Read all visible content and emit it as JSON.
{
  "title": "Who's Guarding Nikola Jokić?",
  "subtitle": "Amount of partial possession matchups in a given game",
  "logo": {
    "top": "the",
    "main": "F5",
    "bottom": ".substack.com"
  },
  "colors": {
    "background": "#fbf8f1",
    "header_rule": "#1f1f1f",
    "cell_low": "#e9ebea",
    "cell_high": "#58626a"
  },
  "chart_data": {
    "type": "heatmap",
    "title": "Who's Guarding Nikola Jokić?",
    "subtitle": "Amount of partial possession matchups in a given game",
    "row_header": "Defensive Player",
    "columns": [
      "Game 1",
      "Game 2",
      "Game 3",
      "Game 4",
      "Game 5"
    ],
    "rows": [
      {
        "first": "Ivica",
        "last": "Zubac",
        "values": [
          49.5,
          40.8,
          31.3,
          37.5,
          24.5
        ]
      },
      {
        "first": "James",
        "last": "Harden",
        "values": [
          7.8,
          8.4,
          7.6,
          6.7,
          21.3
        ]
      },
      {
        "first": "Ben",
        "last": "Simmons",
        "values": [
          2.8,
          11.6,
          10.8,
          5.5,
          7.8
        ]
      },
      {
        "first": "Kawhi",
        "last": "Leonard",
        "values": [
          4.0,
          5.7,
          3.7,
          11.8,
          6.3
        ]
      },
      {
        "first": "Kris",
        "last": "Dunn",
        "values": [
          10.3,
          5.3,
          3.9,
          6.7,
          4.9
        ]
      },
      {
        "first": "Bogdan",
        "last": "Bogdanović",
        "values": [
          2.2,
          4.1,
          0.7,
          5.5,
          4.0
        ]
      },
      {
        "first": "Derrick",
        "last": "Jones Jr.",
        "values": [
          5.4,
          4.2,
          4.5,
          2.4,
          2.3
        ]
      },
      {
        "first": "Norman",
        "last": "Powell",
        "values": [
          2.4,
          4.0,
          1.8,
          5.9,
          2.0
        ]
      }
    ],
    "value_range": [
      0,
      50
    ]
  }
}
-*-*-
__Aim of the task__: Output all of the material, please, exactly as it stands.

__Problem solution__:
Read all visible content and emit it as JSON.
{
  "title": "Who's Guarding Nikola Jokić?",
  "subtitle": "Amount of partial possession matchups in a given game",
  "logo": {
    "top": "the",
    "main": "F5",
    "bottom": ".substack.com"
  },
  "colors": {
    "background": "#fbf8f1",
    "header_rule": "#1f1f1f",
    "cell_low": "#e9ebea",
    "cell_high": "#58626a"
  },
  "chart_data": {
    "type": "heatmap",
    "title": "Who's Guarding Nikola Jokić?",
    "subtitle": "Amount of partial possession matchups in a given game",
    "row_header": "Defensive Player",
    "columns": [
      "Game 1",
      "Game 2",
      "Game 3",
      "Game 4",
      "Game 5"
    ],
    "rows": [
      {
        "first": "Ivica",
        "last": "Zubac",
        "values": [
          49.5,
          40.8,
          31.3,
          37.5,
          24.5
        ]
      },
      {
        "first": "James",
        "last": "Harden",
        "values": [
          7.8,
          8.4,
          7.6,
          6.7,
          21.3
        ]
      },
      {
        "first": "Ben",
        "last": "Simmons",
        "values": [
          2.8,
          11.6,
          10.8,
          5.5,
          7.8
        ]
      },
      {
        "first": "Kawhi",
        "last": "Leonard",
        "values": [
          4.0,
          5.7,
          3.7,
          11.8,
          6.3
        ]
      },
      {
        "first": "Kris",
        "last": "Dunn",
        "values": [
          10.3,
          5.3,
          3.9,
          6.7,
          4.9
        ]
      },
      {
        "first": "Bogdan",
        "last": "Bogdanović",
        "values": [
          2.2,
          4.1,
          0.7,
          5.5,
          4.0
        ]
      },
      {
        "first": "Derrick",
        "last": "Jones Jr.",
        "values": [
          5.4,
          4.2,
          4.5,
          2.4,
          2.3
        ]
      },
      {
        "first": "Norman",
        "last": "Powell",
        "values": [
          2.4,
          4.0,
          1.8,
          5.9,
          2.0
        ]
      }
    ],
    "value_range": [
      0,
      50
    ]
  }
}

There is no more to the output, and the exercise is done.